(What is needed): Copy down every line where the string "data" shows up.

(Supplied information):
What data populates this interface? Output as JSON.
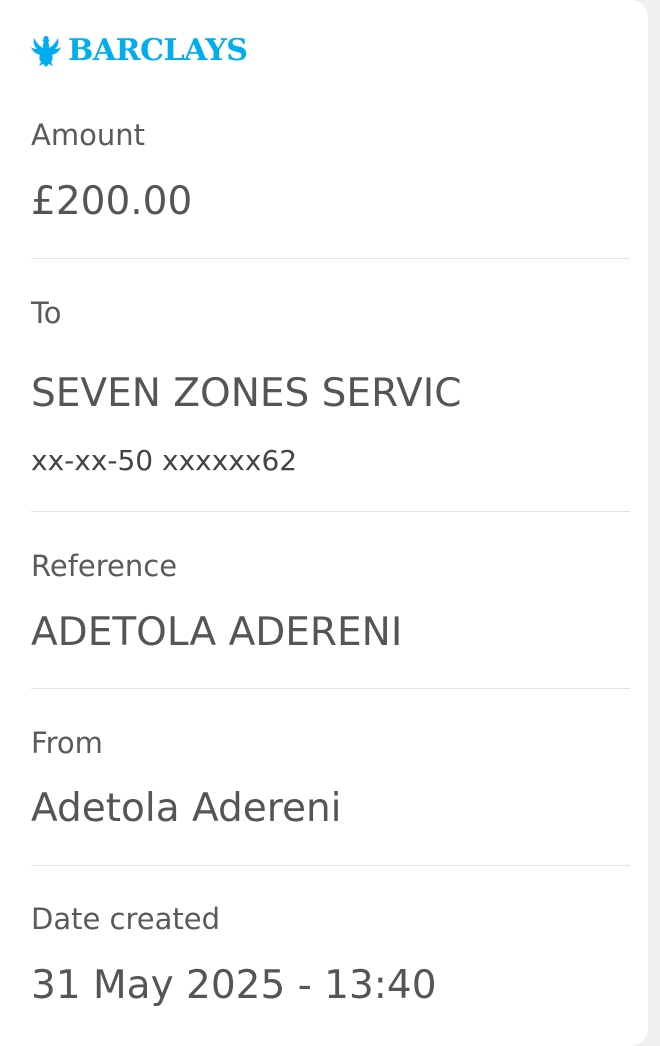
{
  "brand": {
    "name": "BARCLAYS",
    "icon": "eagle-icon",
    "color": "#00aeef"
  },
  "details": {
    "amount": {
      "label": "Amount",
      "value": "£200.00"
    },
    "to": {
      "label": "To",
      "name": "SEVEN ZONES SERVIC",
      "account": "xx-xx-50 xxxxxx62"
    },
    "reference": {
      "label": "Reference",
      "value": "ADETOLA ADERENI"
    },
    "from": {
      "label": "From",
      "value": "Adetola Adereni"
    },
    "date_created": {
      "label": "Date created",
      "value": "31 May 2025 - 13:40"
    }
  }
}
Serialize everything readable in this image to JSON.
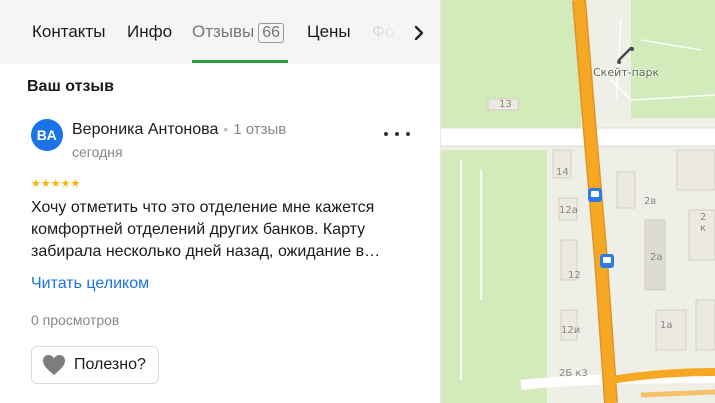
{
  "tabs": [
    {
      "label": "Контакты"
    },
    {
      "label": "Инфо"
    },
    {
      "label": "Отзывы",
      "count": "66",
      "active": true
    },
    {
      "label": "Цены"
    },
    {
      "label": "Фо"
    }
  ],
  "review": {
    "section_title": "Ваш отзыв",
    "avatar_initials": "ВА",
    "author": "Вероника Антонова",
    "author_reviews": "1 отзыв",
    "date": "сегодня",
    "rating": 5,
    "stars": "★★★★★",
    "text_lines": [
      "Хочу отметить что это отделение мне кажется",
      "комфортней отделений других банков. Карту",
      "забирала несколько дней назад, ожидание в…"
    ],
    "read_more": "Читать целиком",
    "views": "0 просмотров",
    "useful_label": "Полезно?"
  },
  "map": {
    "park_label": "Скейт-парк",
    "house_labels": [
      "13",
      "14",
      "12а",
      "12",
      "12и",
      "2в",
      "2 к",
      "2а",
      "1а",
      "2Б к3"
    ]
  },
  "colors": {
    "accent_green": "#2d9b3a",
    "link_blue": "#1a73e8",
    "star": "#f6b600",
    "road": "#f7a823",
    "park": "#d3ebbb"
  }
}
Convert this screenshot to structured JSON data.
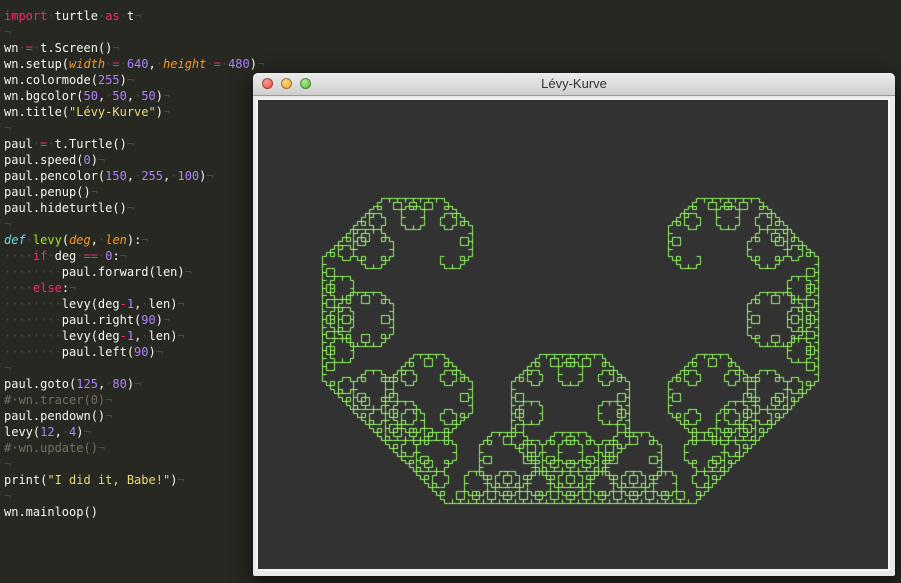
{
  "editor": {
    "lines": [
      [
        [
          "kw",
          "import"
        ],
        [
          "inv",
          "·"
        ],
        [
          "txt",
          "turtle"
        ],
        [
          "inv",
          "·"
        ],
        [
          "kw",
          "as"
        ],
        [
          "inv",
          "·"
        ],
        [
          "txt",
          "t"
        ],
        [
          "inv",
          "¬"
        ]
      ],
      [
        [
          "inv",
          "¬"
        ]
      ],
      [
        [
          "txt",
          "wn"
        ],
        [
          "inv",
          "·"
        ],
        [
          "op",
          "="
        ],
        [
          "inv",
          "·"
        ],
        [
          "txt",
          "t.Screen()"
        ],
        [
          "inv",
          "¬"
        ]
      ],
      [
        [
          "txt",
          "wn.setup("
        ],
        [
          "param",
          "width"
        ],
        [
          "inv",
          "·"
        ],
        [
          "op",
          "="
        ],
        [
          "inv",
          "·"
        ],
        [
          "num",
          "640"
        ],
        [
          "txt",
          ","
        ],
        [
          "inv",
          "·"
        ],
        [
          "param",
          "height"
        ],
        [
          "inv",
          "·"
        ],
        [
          "op",
          "="
        ],
        [
          "inv",
          "·"
        ],
        [
          "num",
          "480"
        ],
        [
          "txt",
          ")"
        ],
        [
          "inv",
          "¬"
        ]
      ],
      [
        [
          "txt",
          "wn.colormode("
        ],
        [
          "num",
          "255"
        ],
        [
          "txt",
          ")"
        ],
        [
          "inv",
          "¬"
        ]
      ],
      [
        [
          "txt",
          "wn.bgcolor("
        ],
        [
          "num",
          "50"
        ],
        [
          "txt",
          ","
        ],
        [
          "inv",
          "·"
        ],
        [
          "num",
          "50"
        ],
        [
          "txt",
          ","
        ],
        [
          "inv",
          "·"
        ],
        [
          "num",
          "50"
        ],
        [
          "txt",
          ")"
        ],
        [
          "inv",
          "¬"
        ]
      ],
      [
        [
          "txt",
          "wn.title("
        ],
        [
          "str",
          "\"Lévy-Kurve\""
        ],
        [
          "txt",
          ")"
        ],
        [
          "inv",
          "¬"
        ]
      ],
      [
        [
          "inv",
          "¬"
        ]
      ],
      [
        [
          "txt",
          "paul"
        ],
        [
          "inv",
          "·"
        ],
        [
          "op",
          "="
        ],
        [
          "inv",
          "·"
        ],
        [
          "txt",
          "t.Turtle()"
        ],
        [
          "inv",
          "¬"
        ]
      ],
      [
        [
          "txt",
          "paul.speed("
        ],
        [
          "num",
          "0"
        ],
        [
          "txt",
          ")"
        ],
        [
          "inv",
          "¬"
        ]
      ],
      [
        [
          "txt",
          "paul.pencolor("
        ],
        [
          "num",
          "150"
        ],
        [
          "txt",
          ","
        ],
        [
          "inv",
          "·"
        ],
        [
          "num",
          "255"
        ],
        [
          "txt",
          ","
        ],
        [
          "inv",
          "·"
        ],
        [
          "num",
          "100"
        ],
        [
          "txt",
          ")"
        ],
        [
          "inv",
          "¬"
        ]
      ],
      [
        [
          "txt",
          "paul.penup()"
        ],
        [
          "inv",
          "¬"
        ]
      ],
      [
        [
          "txt",
          "paul.hideturtle()"
        ],
        [
          "inv",
          "¬"
        ]
      ],
      [
        [
          "inv",
          "¬"
        ]
      ],
      [
        [
          "def",
          "def"
        ],
        [
          "inv",
          "·"
        ],
        [
          "fn",
          "levy"
        ],
        [
          "txt",
          "("
        ],
        [
          "param",
          "deg"
        ],
        [
          "txt",
          ","
        ],
        [
          "inv",
          "·"
        ],
        [
          "param",
          "len"
        ],
        [
          "txt",
          "):"
        ],
        [
          "inv",
          "¬"
        ]
      ],
      [
        [
          "inv",
          "····"
        ],
        [
          "kw",
          "if"
        ],
        [
          "inv",
          "·"
        ],
        [
          "txt",
          "deg"
        ],
        [
          "inv",
          "·"
        ],
        [
          "op",
          "=="
        ],
        [
          "inv",
          "·"
        ],
        [
          "num",
          "0"
        ],
        [
          "txt",
          ":"
        ],
        [
          "inv",
          "¬"
        ]
      ],
      [
        [
          "inv",
          "········"
        ],
        [
          "txt",
          "paul.forward(len)"
        ],
        [
          "inv",
          "¬"
        ]
      ],
      [
        [
          "inv",
          "····"
        ],
        [
          "kw",
          "else"
        ],
        [
          "txt",
          ":"
        ],
        [
          "inv",
          "¬"
        ]
      ],
      [
        [
          "inv",
          "········"
        ],
        [
          "txt",
          "levy(deg"
        ],
        [
          "op",
          "-"
        ],
        [
          "num",
          "1"
        ],
        [
          "txt",
          ","
        ],
        [
          "inv",
          "·"
        ],
        [
          "txt",
          "len)"
        ],
        [
          "inv",
          "¬"
        ]
      ],
      [
        [
          "inv",
          "········"
        ],
        [
          "txt",
          "paul.right("
        ],
        [
          "num",
          "90"
        ],
        [
          "txt",
          ")"
        ],
        [
          "inv",
          "¬"
        ]
      ],
      [
        [
          "inv",
          "········"
        ],
        [
          "txt",
          "levy(deg"
        ],
        [
          "op",
          "-"
        ],
        [
          "num",
          "1"
        ],
        [
          "txt",
          ","
        ],
        [
          "inv",
          "·"
        ],
        [
          "txt",
          "len)"
        ],
        [
          "inv",
          "¬"
        ]
      ],
      [
        [
          "inv",
          "········"
        ],
        [
          "txt",
          "paul.left("
        ],
        [
          "num",
          "90"
        ],
        [
          "txt",
          ")"
        ],
        [
          "inv",
          "¬"
        ]
      ],
      [
        [
          "inv",
          "¬"
        ]
      ],
      [
        [
          "txt",
          "paul.goto("
        ],
        [
          "num",
          "125"
        ],
        [
          "txt",
          ","
        ],
        [
          "inv",
          "·"
        ],
        [
          "num",
          "80"
        ],
        [
          "txt",
          ")"
        ],
        [
          "inv",
          "¬"
        ]
      ],
      [
        [
          "com",
          "#·wn.tracer(0)"
        ],
        [
          "inv",
          "¬"
        ]
      ],
      [
        [
          "txt",
          "paul.pendown()"
        ],
        [
          "inv",
          "¬"
        ]
      ],
      [
        [
          "txt",
          "levy("
        ],
        [
          "num",
          "12"
        ],
        [
          "txt",
          ","
        ],
        [
          "inv",
          "·"
        ],
        [
          "num",
          "4"
        ],
        [
          "txt",
          ")"
        ],
        [
          "inv",
          "¬"
        ]
      ],
      [
        [
          "com",
          "#·wn.update()"
        ],
        [
          "inv",
          "¬"
        ]
      ],
      [
        [
          "inv",
          "¬"
        ]
      ],
      [
        [
          "txt",
          "print("
        ],
        [
          "str",
          "\"I did it, Babe!\""
        ],
        [
          "txt",
          ")"
        ],
        [
          "inv",
          "¬"
        ]
      ],
      [
        [
          "inv",
          "¬"
        ]
      ],
      [
        [
          "txt",
          "wn.mainloop()"
        ]
      ]
    ]
  },
  "window": {
    "title": "Lévy-Kurve",
    "bg_color": "#323232",
    "pen_color": "#96ff64",
    "controls": [
      "close",
      "minimize",
      "maximize"
    ]
  },
  "turtle": {
    "start": [
      125,
      80
    ],
    "levy_depth": 12,
    "segment_len": 4
  }
}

(Exercise solution):
What data populates this interface? Output as JSON.
Convert this screenshot to structured JSON data.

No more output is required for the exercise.